Recorded data:
—————

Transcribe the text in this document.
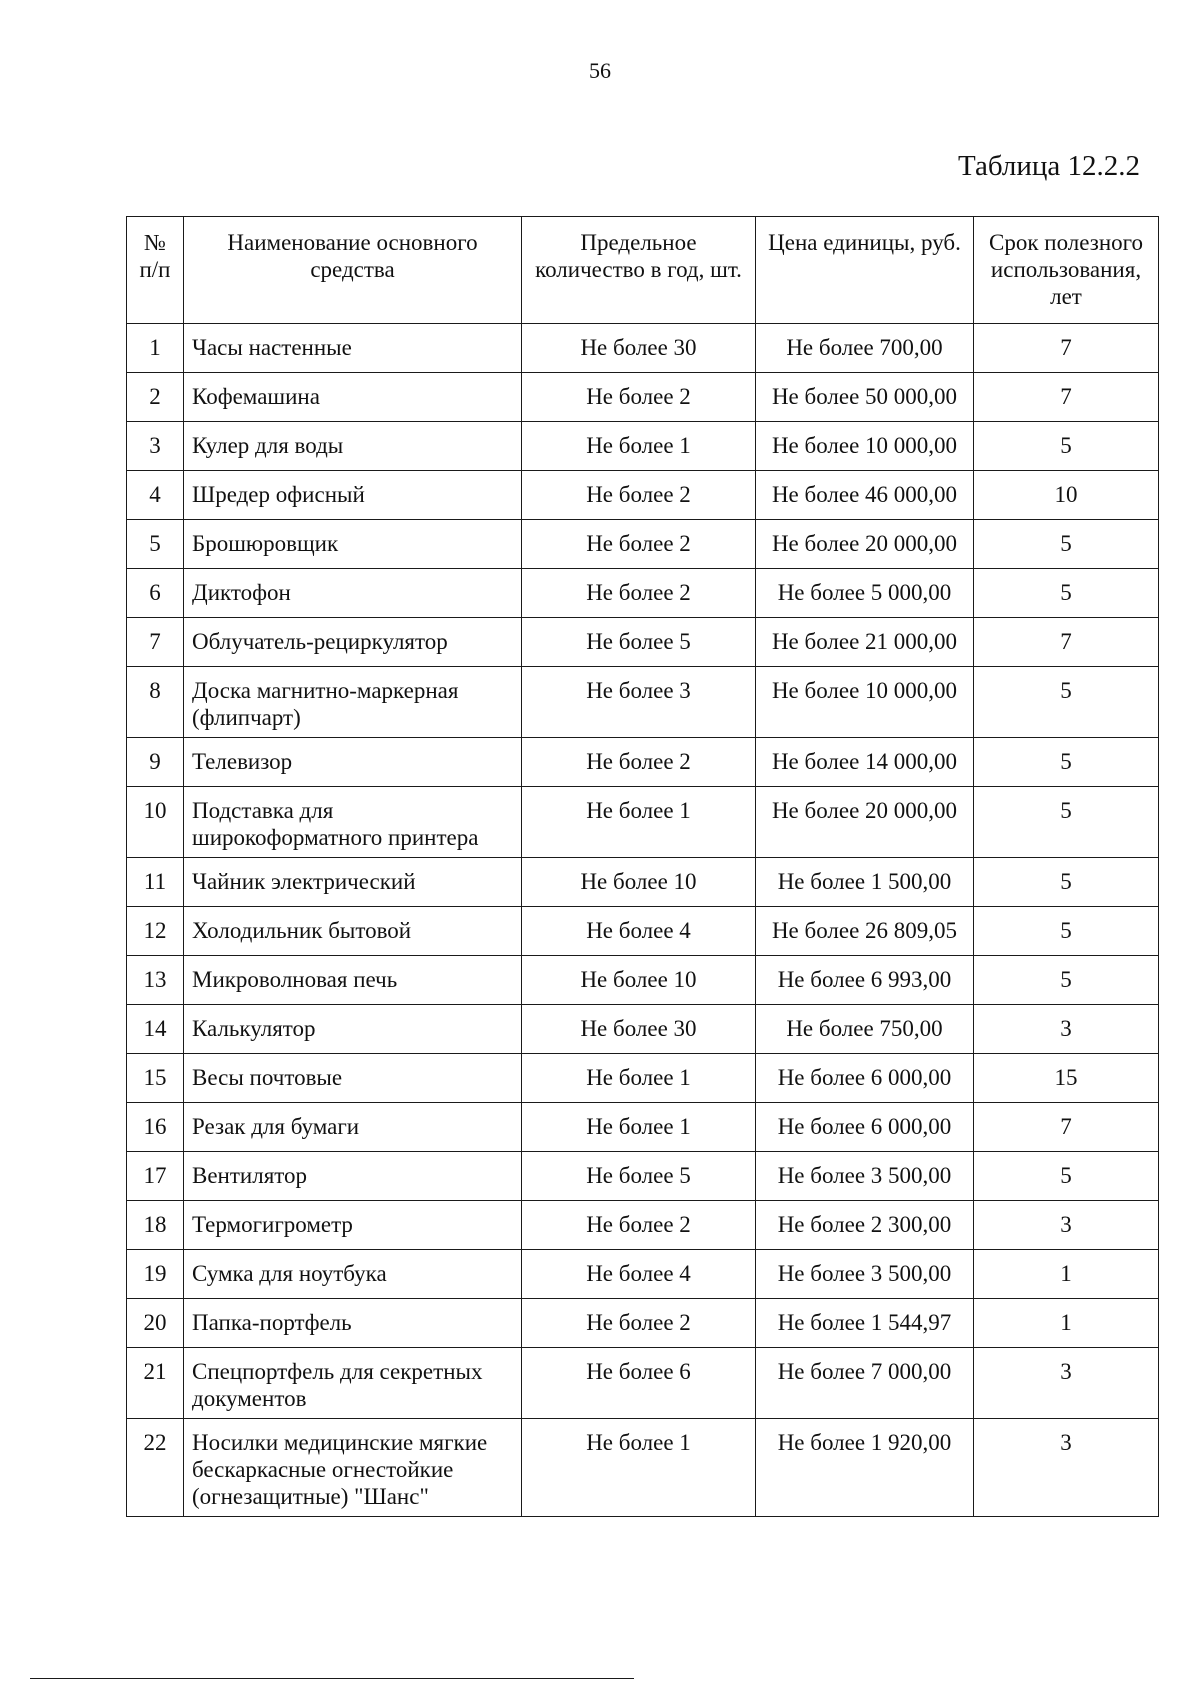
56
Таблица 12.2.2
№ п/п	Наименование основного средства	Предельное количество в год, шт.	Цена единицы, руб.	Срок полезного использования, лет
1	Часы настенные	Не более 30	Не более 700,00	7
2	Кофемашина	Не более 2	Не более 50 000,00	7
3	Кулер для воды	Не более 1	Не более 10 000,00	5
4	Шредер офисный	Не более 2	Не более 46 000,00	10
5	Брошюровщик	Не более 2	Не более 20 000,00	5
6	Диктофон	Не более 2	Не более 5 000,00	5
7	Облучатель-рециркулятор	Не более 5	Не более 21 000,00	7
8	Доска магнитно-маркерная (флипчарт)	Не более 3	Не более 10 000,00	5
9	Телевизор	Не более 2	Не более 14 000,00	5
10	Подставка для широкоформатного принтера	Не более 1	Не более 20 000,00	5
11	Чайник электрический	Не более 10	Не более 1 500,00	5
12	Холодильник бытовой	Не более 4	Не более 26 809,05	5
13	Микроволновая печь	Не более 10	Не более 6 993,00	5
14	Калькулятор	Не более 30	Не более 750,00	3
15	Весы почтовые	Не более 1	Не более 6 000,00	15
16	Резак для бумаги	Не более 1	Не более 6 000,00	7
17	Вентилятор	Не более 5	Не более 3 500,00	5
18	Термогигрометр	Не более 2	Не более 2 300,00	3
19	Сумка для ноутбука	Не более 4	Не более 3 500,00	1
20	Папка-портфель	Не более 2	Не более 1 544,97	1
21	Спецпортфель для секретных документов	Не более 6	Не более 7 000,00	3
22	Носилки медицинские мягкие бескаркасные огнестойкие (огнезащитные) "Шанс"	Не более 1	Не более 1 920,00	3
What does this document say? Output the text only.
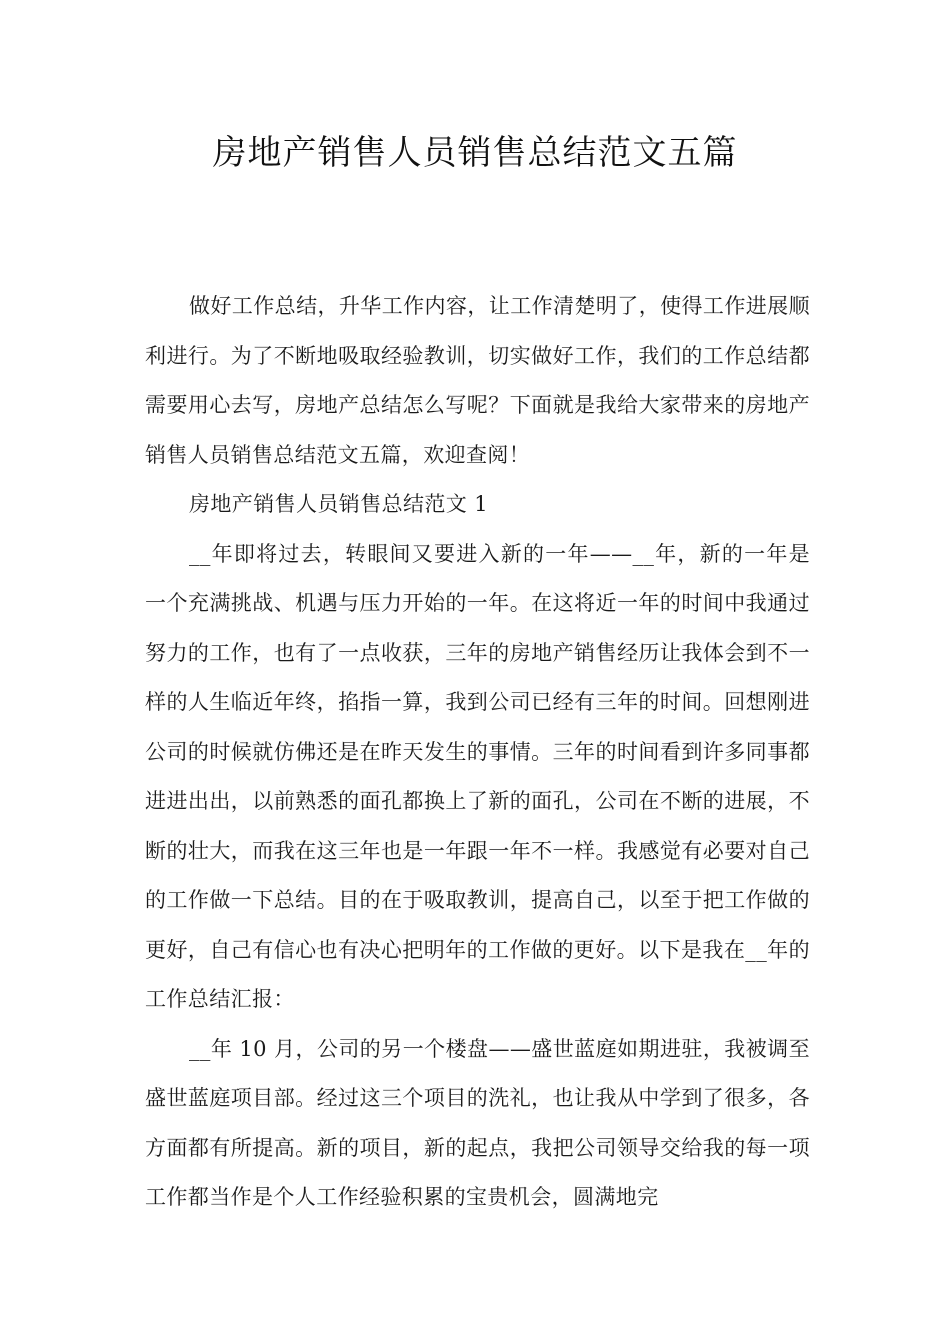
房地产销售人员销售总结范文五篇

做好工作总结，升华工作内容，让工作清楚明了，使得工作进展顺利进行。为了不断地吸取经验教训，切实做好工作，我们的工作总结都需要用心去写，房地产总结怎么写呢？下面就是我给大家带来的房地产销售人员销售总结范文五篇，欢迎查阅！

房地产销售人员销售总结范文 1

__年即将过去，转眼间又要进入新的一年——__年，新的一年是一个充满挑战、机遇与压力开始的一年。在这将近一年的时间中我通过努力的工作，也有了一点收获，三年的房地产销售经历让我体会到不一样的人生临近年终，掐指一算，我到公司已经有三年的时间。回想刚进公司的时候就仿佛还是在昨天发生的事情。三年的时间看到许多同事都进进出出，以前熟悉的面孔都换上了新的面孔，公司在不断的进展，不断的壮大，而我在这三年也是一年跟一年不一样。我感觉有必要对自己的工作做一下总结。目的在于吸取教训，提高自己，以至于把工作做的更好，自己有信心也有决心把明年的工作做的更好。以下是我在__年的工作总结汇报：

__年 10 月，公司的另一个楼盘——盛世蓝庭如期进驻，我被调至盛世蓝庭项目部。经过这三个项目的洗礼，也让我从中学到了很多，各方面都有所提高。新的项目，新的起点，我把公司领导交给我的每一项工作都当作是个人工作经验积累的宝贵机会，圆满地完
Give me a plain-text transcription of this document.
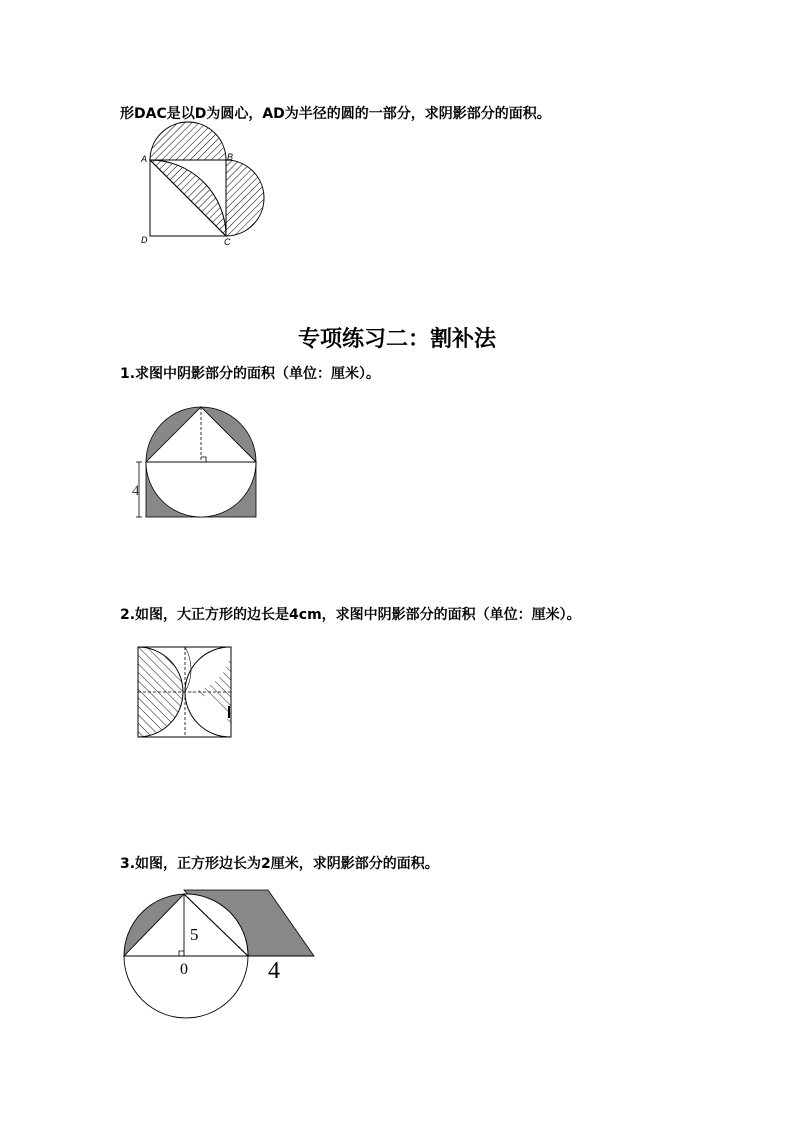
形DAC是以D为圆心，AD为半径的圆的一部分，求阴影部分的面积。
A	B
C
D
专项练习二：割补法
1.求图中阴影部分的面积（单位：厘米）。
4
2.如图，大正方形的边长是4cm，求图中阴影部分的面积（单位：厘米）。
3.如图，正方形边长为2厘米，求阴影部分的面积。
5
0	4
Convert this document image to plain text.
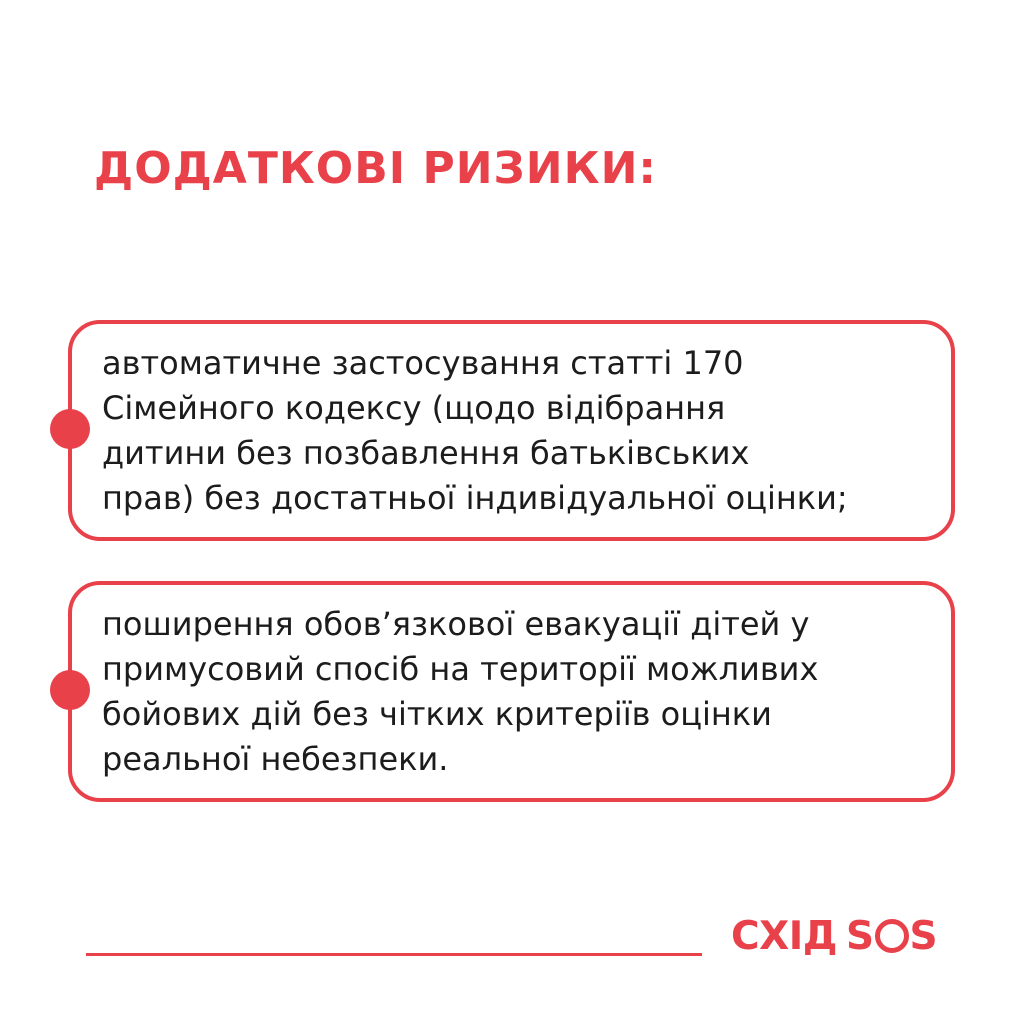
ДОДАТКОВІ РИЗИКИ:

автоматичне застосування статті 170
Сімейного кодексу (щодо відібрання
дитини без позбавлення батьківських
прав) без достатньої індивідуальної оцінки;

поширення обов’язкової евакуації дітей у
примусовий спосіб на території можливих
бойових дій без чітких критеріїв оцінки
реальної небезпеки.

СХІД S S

—————

* **Instructions to follow**
Reproduce the records above exactly, leaving out every picture they contain.

* **Correct answer**
Transcribe the text in this document.
56
Таблица 12.2.2
№ п/п	Наименование основного средства	Предельное количество в год, шт.	Цена единицы, руб.	Срок полезного использования, лет
1	Часы настенные	Не более 30	Не более 700,00	7
2	Кофемашина	Не более 2	Не более 50 000,00	7
3	Кулер для воды	Не более 1	Не более 10 000,00	5
4	Шредер офисный	Не более 2	Не более 46 000,00	10
5	Брошюровщик	Не более 2	Не более 20 000,00	5
6	Диктофон	Не более 2	Не более 5 000,00	5
7	Облучатель-рециркулятор	Не более 5	Не более 21 000,00	7
8	Доска магнитно-маркерная (флипчарт)	Не более 3	Не более 10 000,00	5
9	Телевизор	Не более 2	Не более 14 000,00	5
10	Подставка для широкоформатного принтера	Не более 1	Не более 20 000,00	5
11	Чайник электрический	Не более 10	Не более 1 500,00	5
12	Холодильник бытовой	Не более 4	Не более 26 809,05	5
13	Микроволновая печь	Не более 10	Не более 6 993,00	5
14	Калькулятор	Не более 30	Не более 750,00	3
15	Весы почтовые	Не более 1	Не более 6 000,00	15
16	Резак для бумаги	Не более 1	Не более 6 000,00	7
17	Вентилятор	Не более 5	Не более 3 500,00	5
18	Термогигрометр	Не более 2	Не более 2 300,00	3
19	Сумка для ноутбука	Не более 4	Не более 3 500,00	1
20	Папка-портфель	Не более 2	Не более 1 544,97	1
21	Спецпортфель для секретных документов	Не более 6	Не более 7 000,00	3
22	Носилки медицинские мягкие бескаркасные огнестойкие (огнезащитные) "Шанс"	Не более 1	Не более 1 920,00	3
What does this document say? Output the text only.
房地产销售人员销售总结范文五篇

做好工作总结，升华工作内容，让工作清楚明了，使得工作进展顺利进行。为了不断地吸取经验教训，切实做好工作，我们的工作总结都需要用心去写，房地产总结怎么写呢？下面就是我给大家带来的房地产销售人员销售总结范文五篇，欢迎查阅！

房地产销售人员销售总结范文 1

__年即将过去，转眼间又要进入新的一年——__年，新的一年是一个充满挑战、机遇与压力开始的一年。在这将近一年的时间中我通过努力的工作，也有了一点收获，三年的房地产销售经历让我体会到不一样的人生临近年终，掐指一算，我到公司已经有三年的时间。回想刚进公司的时候就仿佛还是在昨天发生的事情。三年的时间看到许多同事都进进出出，以前熟悉的面孔都换上了新的面孔，公司在不断的进展，不断的壮大，而我在这三年也是一年跟一年不一样。我感觉有必要对自己的工作做一下总结。目的在于吸取教训，提高自己，以至于把工作做的更好，自己有信心也有决心把明年的工作做的更好。以下是我在__年的工作总结汇报：

__年 10 月，公司的另一个楼盘——盛世蓝庭如期进驻，我被调至盛世蓝庭项目部。经过这三个项目的洗礼，也让我从中学到了很多，各方面都有所提高。新的项目，新的起点，我把公司领导交给我的每一项工作都当作是个人工作经验积累的宝贵机会，圆满地完
Give me a plain-text transcription of this document.
形DAC是以D为圆心，AD为半径的圆的一部分，求阴影部分的面积。
A	B
C
D
专项练习二：割补法
1.求图中阴影部分的面积（单位：厘米）。
4
2.如图，大正方形的边长是4cm，求图中阴影部分的面积（单位：厘米）。
3.如图，正方形边长为2厘米，求阴影部分的面积。
5
0	4
Convert this document image to plain text.
ДОДАТКОВІ РИЗИКИ:

автоматичне застосування статті 170
Сімейного кодексу (щодо відібрання
дитини без позбавлення батьківських
прав) без достатньої індивідуальної оцінки;

поширення обов’язкової евакуації дітей у
примусовий спосіб на території можливих
бойових дій без чітких критеріїв оцінки
реальної небезпеки.

СХІД S S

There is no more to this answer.